In the listing that follows, count the lines holding the word "瞬间即达" and report only that number.
+ + +
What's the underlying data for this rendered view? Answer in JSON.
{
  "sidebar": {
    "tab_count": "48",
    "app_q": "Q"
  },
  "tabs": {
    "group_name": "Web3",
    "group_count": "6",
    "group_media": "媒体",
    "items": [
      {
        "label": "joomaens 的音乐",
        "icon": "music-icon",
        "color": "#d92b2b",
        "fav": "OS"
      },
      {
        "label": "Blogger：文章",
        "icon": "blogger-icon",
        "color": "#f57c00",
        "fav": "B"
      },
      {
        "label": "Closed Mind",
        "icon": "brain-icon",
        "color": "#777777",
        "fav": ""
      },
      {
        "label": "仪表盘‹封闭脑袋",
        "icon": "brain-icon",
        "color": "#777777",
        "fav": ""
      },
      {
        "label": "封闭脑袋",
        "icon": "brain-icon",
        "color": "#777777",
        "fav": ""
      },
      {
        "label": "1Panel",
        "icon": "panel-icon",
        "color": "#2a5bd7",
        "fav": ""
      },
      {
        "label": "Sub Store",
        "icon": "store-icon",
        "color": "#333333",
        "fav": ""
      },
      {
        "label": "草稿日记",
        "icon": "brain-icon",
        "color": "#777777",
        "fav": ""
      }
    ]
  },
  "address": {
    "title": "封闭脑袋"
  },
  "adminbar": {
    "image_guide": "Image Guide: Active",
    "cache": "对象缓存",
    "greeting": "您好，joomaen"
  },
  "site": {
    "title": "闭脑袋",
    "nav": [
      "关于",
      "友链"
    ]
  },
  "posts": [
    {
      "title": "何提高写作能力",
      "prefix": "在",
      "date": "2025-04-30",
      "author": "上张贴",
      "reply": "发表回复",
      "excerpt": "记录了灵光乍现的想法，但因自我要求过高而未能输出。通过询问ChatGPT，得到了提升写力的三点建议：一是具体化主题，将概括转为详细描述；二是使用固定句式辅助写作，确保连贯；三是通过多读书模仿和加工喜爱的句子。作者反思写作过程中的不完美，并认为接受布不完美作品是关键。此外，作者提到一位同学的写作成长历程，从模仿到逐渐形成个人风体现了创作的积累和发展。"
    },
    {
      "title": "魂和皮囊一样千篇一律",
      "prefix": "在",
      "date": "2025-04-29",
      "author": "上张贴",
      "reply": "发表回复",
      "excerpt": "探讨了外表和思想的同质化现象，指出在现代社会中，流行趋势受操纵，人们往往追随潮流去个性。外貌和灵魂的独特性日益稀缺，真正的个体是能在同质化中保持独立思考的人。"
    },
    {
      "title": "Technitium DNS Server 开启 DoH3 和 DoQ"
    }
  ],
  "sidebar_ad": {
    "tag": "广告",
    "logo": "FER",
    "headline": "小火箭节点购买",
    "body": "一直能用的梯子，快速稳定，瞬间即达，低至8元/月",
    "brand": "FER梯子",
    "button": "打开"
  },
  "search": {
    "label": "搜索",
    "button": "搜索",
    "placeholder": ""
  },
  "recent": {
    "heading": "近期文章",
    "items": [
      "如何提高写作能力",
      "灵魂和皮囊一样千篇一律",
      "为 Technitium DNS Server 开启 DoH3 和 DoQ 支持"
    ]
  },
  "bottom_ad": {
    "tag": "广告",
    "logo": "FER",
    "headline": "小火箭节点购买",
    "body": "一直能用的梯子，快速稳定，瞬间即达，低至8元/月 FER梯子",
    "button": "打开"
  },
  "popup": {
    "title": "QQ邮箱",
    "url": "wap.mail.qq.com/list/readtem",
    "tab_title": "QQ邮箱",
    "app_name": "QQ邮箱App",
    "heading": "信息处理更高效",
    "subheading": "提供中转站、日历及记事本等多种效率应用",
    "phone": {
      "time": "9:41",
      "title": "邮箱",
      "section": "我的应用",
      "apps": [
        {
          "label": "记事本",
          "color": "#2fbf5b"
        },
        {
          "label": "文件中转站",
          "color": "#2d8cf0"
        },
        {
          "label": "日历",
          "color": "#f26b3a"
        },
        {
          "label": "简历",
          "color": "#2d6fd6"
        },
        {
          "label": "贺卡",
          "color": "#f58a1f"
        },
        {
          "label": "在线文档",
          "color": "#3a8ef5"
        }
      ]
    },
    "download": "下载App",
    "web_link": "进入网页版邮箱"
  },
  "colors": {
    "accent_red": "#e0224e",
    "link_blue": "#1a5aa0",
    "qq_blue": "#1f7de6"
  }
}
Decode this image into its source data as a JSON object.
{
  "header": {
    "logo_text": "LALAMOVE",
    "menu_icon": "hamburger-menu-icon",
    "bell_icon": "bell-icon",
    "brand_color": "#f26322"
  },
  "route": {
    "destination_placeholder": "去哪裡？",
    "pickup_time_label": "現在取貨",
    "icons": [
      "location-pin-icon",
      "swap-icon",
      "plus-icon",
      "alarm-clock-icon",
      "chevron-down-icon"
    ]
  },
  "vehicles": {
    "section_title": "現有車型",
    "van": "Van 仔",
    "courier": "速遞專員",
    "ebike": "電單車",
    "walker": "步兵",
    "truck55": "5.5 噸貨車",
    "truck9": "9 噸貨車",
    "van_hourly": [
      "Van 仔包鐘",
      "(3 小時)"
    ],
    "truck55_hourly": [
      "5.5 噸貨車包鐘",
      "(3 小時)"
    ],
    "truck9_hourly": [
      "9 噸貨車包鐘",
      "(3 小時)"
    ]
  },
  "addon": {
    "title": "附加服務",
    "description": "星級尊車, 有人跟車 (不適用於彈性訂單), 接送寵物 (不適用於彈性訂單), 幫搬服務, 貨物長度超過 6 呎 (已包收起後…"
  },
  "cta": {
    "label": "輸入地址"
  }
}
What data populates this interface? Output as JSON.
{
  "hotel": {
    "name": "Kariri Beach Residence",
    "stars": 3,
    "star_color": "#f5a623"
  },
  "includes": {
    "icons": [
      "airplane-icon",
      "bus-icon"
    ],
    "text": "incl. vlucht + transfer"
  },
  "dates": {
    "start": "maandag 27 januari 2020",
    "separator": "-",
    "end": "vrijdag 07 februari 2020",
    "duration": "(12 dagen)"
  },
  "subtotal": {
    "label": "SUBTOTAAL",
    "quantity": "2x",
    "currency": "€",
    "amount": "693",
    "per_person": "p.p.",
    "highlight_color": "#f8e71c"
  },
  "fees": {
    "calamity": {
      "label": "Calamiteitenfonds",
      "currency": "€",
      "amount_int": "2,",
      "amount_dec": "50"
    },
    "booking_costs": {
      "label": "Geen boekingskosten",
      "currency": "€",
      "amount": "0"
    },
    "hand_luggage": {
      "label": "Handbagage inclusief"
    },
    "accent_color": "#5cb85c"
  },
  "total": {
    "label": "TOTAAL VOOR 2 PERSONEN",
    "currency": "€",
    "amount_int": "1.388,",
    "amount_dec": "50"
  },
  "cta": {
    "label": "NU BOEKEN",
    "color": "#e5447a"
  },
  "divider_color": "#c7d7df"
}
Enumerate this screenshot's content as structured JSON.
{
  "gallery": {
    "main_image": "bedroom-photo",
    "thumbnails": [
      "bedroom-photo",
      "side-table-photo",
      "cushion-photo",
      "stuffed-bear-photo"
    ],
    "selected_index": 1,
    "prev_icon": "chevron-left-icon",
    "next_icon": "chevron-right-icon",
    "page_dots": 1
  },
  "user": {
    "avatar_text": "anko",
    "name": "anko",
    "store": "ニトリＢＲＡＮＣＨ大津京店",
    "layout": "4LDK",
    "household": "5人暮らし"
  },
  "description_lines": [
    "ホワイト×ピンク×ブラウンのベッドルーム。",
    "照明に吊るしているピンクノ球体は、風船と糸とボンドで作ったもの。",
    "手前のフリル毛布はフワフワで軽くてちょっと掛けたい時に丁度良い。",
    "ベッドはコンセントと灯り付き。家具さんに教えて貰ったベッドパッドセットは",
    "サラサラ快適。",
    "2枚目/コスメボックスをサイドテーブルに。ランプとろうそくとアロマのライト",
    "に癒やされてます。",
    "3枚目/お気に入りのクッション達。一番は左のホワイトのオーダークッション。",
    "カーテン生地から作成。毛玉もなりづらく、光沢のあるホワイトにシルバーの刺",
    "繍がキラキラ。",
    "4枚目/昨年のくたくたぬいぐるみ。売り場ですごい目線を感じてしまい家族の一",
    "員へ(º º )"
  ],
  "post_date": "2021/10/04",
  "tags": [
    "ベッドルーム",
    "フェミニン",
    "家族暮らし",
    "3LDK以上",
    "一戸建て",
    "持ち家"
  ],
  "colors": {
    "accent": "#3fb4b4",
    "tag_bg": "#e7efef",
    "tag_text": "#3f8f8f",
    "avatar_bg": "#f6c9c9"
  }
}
+ + +
> [Output below]
2